## DO THIS
Can you reproduce all of the material below line for line, without changing anything, and leave out the pictures?
^^^^^^^^
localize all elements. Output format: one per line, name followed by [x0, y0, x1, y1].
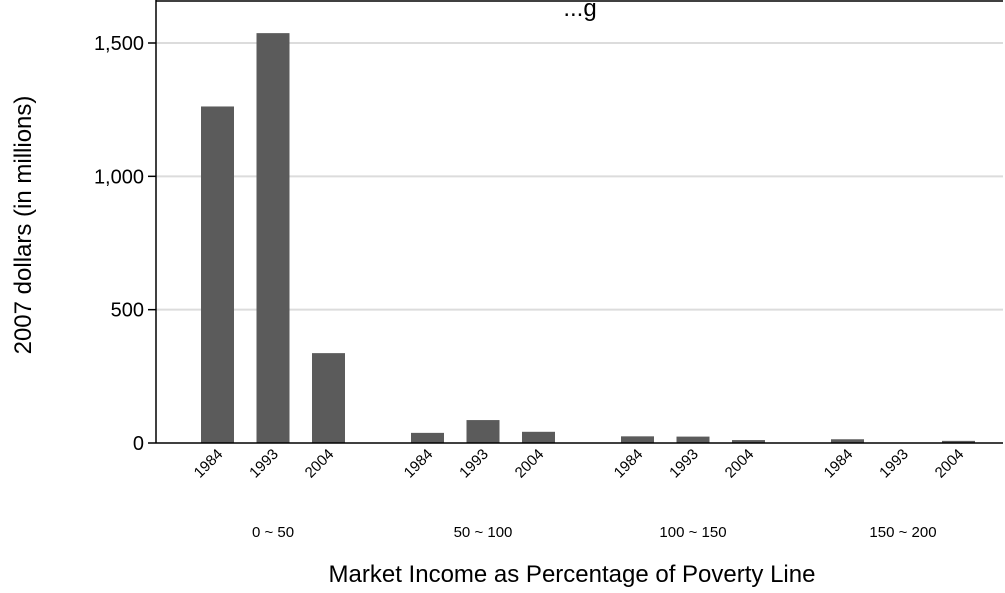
x-group-label: 50 ~ 100 [454, 524, 513, 541]
x-category-label: 1993 [456, 446, 492, 482]
x-category-label: 1993 [246, 446, 282, 482]
x-category-label: 1993 [876, 446, 912, 482]
x-group-label: 0 ~ 50 [252, 524, 294, 541]
gridlines [156, 42, 1003, 311]
bar [312, 353, 345, 443]
y-tick-label: 500 [111, 300, 144, 322]
y-tick-label: 1,500 [94, 33, 144, 55]
bar [522, 431, 555, 443]
bars [201, 33, 975, 444]
bar [942, 440, 975, 443]
x-group-label: 100 ~ 150 [659, 524, 726, 541]
chart-title: ...g [563, 0, 596, 22]
y-axis-title: 2007 dollars (in millions) [10, 96, 37, 355]
bar [256, 33, 290, 444]
bar [411, 432, 444, 443]
x-axis-title: Market Income as Percentage of Poverty L… [329, 561, 816, 588]
bar [466, 420, 500, 443]
y-tick-label: 0 [133, 433, 144, 455]
x-category-label: 2004 [512, 446, 548, 482]
bar [676, 436, 710, 443]
y-tick-label: 1,000 [94, 166, 144, 188]
x-category-label: 2004 [722, 446, 758, 482]
x-category-label: 1984 [611, 446, 647, 482]
x-category-label: 1993 [666, 446, 702, 482]
bar [831, 439, 864, 443]
x-group-labels: 0 ~ 50 50 ~ 100 100 ~ 150 150 ~ 200 [252, 524, 937, 541]
bar [732, 440, 765, 443]
x-category-label: 1984 [191, 446, 227, 482]
x-category-label: 2004 [302, 446, 338, 482]
bar [201, 106, 234, 443]
x-category-label: 2004 [932, 446, 968, 482]
y-ticks: 0 500 1,000 1,500 [94, 33, 156, 455]
bar [621, 436, 654, 443]
x-group-label: 150 ~ 200 [869, 524, 936, 541]
x-category-label: 1984 [821, 446, 857, 482]
x-category-label: 1984 [401, 446, 437, 482]
x-category-labels: 1984 1993 2004 1984 1993 2004 1984 1993 2004 1984… [191, 446, 968, 482]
^^^^^^^^
## COMPLETE ANSWER
localize all elements. Output format: one per line, name followed by [x0, y0, x1, y1].
x-group-label: 50 ~ 100 [454, 524, 513, 541]
x-category-label: 1993 [456, 446, 492, 482]
x-category-label: 1993 [246, 446, 282, 482]
x-category-label: 1993 [876, 446, 912, 482]
x-group-label: 0 ~ 50 [252, 524, 294, 541]
gridlines [156, 42, 1003, 311]
bar [312, 353, 345, 443]
y-tick-label: 500 [111, 300, 144, 322]
y-tick-label: 1,500 [94, 33, 144, 55]
bar [522, 431, 555, 443]
bars [201, 33, 975, 444]
bar [942, 440, 975, 443]
x-group-label: 100 ~ 150 [659, 524, 726, 541]
chart-title: ...g [563, 0, 596, 22]
y-axis-title: 2007 dollars (in millions) [10, 96, 37, 355]
bar [256, 33, 290, 444]
bar [411, 432, 444, 443]
x-axis-title: Market Income as Percentage of Poverty L… [329, 561, 816, 588]
bar [466, 420, 500, 443]
y-tick-label: 0 [133, 433, 144, 455]
x-category-label: 2004 [512, 446, 548, 482]
bar [676, 436, 710, 443]
y-tick-label: 1,000 [94, 166, 144, 188]
x-category-label: 2004 [722, 446, 758, 482]
x-category-label: 1984 [611, 446, 647, 482]
x-category-label: 1993 [666, 446, 702, 482]
bar [831, 439, 864, 443]
x-group-labels: 0 ~ 50 50 ~ 100 100 ~ 150 150 ~ 200 [252, 524, 937, 541]
bar [732, 440, 765, 443]
x-category-label: 1984 [191, 446, 227, 482]
x-category-label: 2004 [302, 446, 338, 482]
bar [201, 106, 234, 443]
x-category-label: 2004 [932, 446, 968, 482]
y-ticks: 0 500 1,000 1,500 [94, 33, 156, 455]
bar [621, 436, 654, 443]
x-group-label: 150 ~ 200 [869, 524, 936, 541]
x-category-label: 1984 [821, 446, 857, 482]
x-category-label: 1984 [401, 446, 437, 482]
x-category-labels: 1984 1993 2004 1984 1993 2004 1984 1993 2004 1984… [191, 446, 968, 482]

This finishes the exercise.